++++ Provided passage ++++

The dominion of the Persians cannot have exercised any deep influence on the life of the Aryas on the right bank of the Indus, and still less on the nations beyond the river. A new enemy, a dangerous neighbour, came upon the Indians from the distant west, who brought upon their states the first serious disaster from without. The extensive Persian kingdom was broken before the mighty arm of Alexander of Macedon. His expedition came from a greater distance than the armies of the kings of Asshur, of Cyrus, and Darius; it penetrated further to the east than the Assyrians and Persians had ever done, and brought with it important consequences, which extended over the whole land of the Indus.
What essentially tended to make the attack of these enemies easier was the discord among the states and tribes of the land of the Indus. The mightiest kingdom on this side of the Indus was the kingdom of Cashmere, whose princes had extended their territory over the mountains in the south, and the land of Abhisara. They were in excellent relations with the princely race of the Pauravas, which reigned between the upper course of the Vitasta and the Asikni. In common both states had sought to subjugate the free nations between their territories and on the borders of the Pauravas. They marched out with a great army, but they were unable to accomplish anything. In the land of the Panjab the Pauravas possessed the most important warlike power; a neighbouring family of the same name ruled between the upper Asikni and the Iravati. Such a power was dangerous to the kingdom of Taksha?ila, which lay to the west between the upper Iravati and the Indus; the princes of this state had long been at enmity with their neighbours, the Pauravas. A similar feud on the lower Indus separated the princes of the Mushikas and those of the region of Sindimana, which lay opposite, on the right bank of the Indus. Of the free nations the Kshudrakas and Malavas could together put 100,000 warriors in the field, but they were in a state of feud and hostility.

++++ Record excerpts ++++

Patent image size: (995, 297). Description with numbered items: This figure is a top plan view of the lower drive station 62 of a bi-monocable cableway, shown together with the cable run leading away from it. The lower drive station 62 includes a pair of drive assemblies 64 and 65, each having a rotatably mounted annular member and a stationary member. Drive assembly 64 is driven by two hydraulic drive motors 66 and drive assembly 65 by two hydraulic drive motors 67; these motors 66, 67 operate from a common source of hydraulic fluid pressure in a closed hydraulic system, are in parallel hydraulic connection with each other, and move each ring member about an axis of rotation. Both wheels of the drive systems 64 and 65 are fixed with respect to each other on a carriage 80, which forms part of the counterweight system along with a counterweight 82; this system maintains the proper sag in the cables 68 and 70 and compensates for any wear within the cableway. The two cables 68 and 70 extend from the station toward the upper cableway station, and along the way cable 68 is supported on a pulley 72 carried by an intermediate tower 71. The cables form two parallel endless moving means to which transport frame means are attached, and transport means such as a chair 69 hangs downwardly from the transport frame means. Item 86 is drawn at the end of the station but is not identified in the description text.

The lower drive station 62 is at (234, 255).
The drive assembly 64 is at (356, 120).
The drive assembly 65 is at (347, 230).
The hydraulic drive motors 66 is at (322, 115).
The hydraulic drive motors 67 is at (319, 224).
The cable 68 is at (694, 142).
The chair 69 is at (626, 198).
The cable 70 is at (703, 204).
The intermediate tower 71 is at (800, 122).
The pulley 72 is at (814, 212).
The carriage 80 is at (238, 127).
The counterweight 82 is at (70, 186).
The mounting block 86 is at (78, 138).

++++
++++ Record excerpts ++++

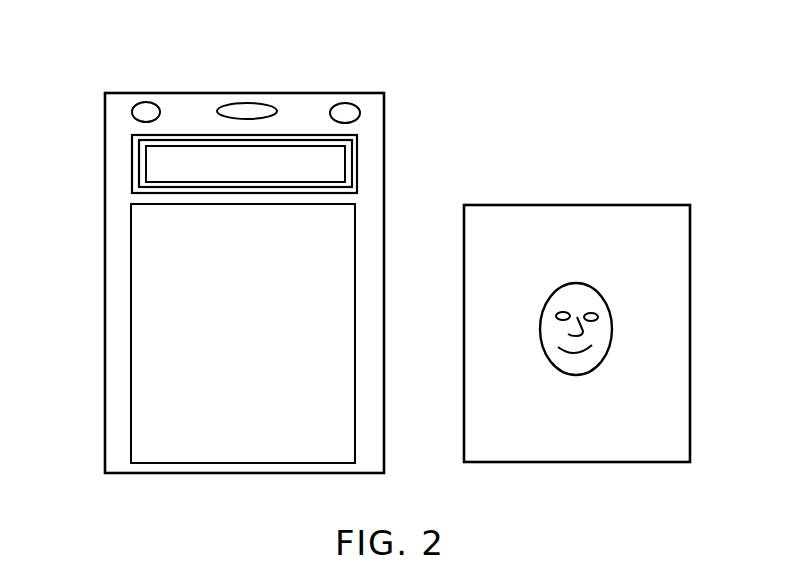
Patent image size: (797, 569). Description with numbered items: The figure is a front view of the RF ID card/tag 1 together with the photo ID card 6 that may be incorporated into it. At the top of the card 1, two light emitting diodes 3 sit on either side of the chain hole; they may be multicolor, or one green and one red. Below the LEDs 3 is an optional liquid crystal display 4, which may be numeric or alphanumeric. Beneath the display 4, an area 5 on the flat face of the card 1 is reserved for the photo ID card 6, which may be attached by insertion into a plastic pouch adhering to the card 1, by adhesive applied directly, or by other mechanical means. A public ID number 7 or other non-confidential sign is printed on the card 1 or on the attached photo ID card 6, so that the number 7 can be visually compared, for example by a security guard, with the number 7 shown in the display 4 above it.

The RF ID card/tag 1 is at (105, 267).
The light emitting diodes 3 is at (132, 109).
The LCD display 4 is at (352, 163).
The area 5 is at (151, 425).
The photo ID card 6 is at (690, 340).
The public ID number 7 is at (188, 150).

++++
++++ Record excerpts ++++

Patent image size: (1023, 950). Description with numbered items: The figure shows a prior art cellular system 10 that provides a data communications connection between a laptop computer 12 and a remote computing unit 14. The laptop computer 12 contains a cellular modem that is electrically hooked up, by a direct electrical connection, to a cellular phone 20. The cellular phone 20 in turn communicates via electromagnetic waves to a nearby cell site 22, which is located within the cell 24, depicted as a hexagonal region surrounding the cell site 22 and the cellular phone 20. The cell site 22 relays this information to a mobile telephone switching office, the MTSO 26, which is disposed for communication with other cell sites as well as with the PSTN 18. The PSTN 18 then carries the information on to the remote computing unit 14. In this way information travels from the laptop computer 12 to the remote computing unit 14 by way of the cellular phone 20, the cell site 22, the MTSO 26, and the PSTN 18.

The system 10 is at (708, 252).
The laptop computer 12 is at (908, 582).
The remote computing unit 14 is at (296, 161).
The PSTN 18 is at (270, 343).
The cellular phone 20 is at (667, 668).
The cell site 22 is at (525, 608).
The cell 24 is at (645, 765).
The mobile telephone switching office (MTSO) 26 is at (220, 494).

++++

**Brief A**
Rewrite the passage on the land of the Indus, starting at "The dominion of" and ending at "whole land of the Indus.", with "Alexander the Great" in place of "Alexander of Macedon".
**Brief B**
Carry the passage on the land of the Indus forward with one more paragraph.

**Final answer A**
The dominion of the Persians cannot have exercised any deep influence on the life of the Aryas on the right bank of the Indus, and still less on the nations beyond the river. A new enemy, a dangerous neighbour, came upon the Indians from the distant west, who brought upon their states the first serious disaster from without. The extensive Persian kingdom was broken before the mighty arm of Alexander the Great. His expedition came from a greater distance than the armies of the kings of Asshur, of Cyrus, and Darius; it penetrated further to the east than the Assyrians and Persians had ever done, and brought with it important consequences, which extended over the whole land of the Indus.

**Final answer B**
Early in the year 326 B.C. Alexander prepared to cross the Indus in order finally to measure himself against the fellow-tribesmen of the nations who had so long detained his arms on the right bank of the river. Even when he was in Sogdiana, Mophis the son of the prince of the Indians, who ruled between the Indus and the Vitasta , sent envoys requesting that he would take his part and receive him as a vassal. Mophis was moved to this step by the ancient feud between the kingdom of Taksha?ila and the greater empire of the Pauravas between the Vitasta and the Asikni . In the meantime the father of Mophis had died, and Alexander now received as the sign of submission on the part of the new prince, 3000 bulls, 10,000 sheep, 25 elephants, and about 200 talents of silver. He directed his march against the city of Taksha?ila which lay half way between the Indus and Vitasta. Mophis came to meet him with his warriors and elephants, and led him into his metropolis. This city, the Greeks tell us, was large and flourishing, and its constitution well arranged. The land, which sank gradually to the plain, was cultivated and very fruitful. The king of Cashmere had sent his brother to Taksha?ila to announce his submission; some smaller princes, neighbours of the territory of Taksha?ila, came in person to pay homage to Alexander.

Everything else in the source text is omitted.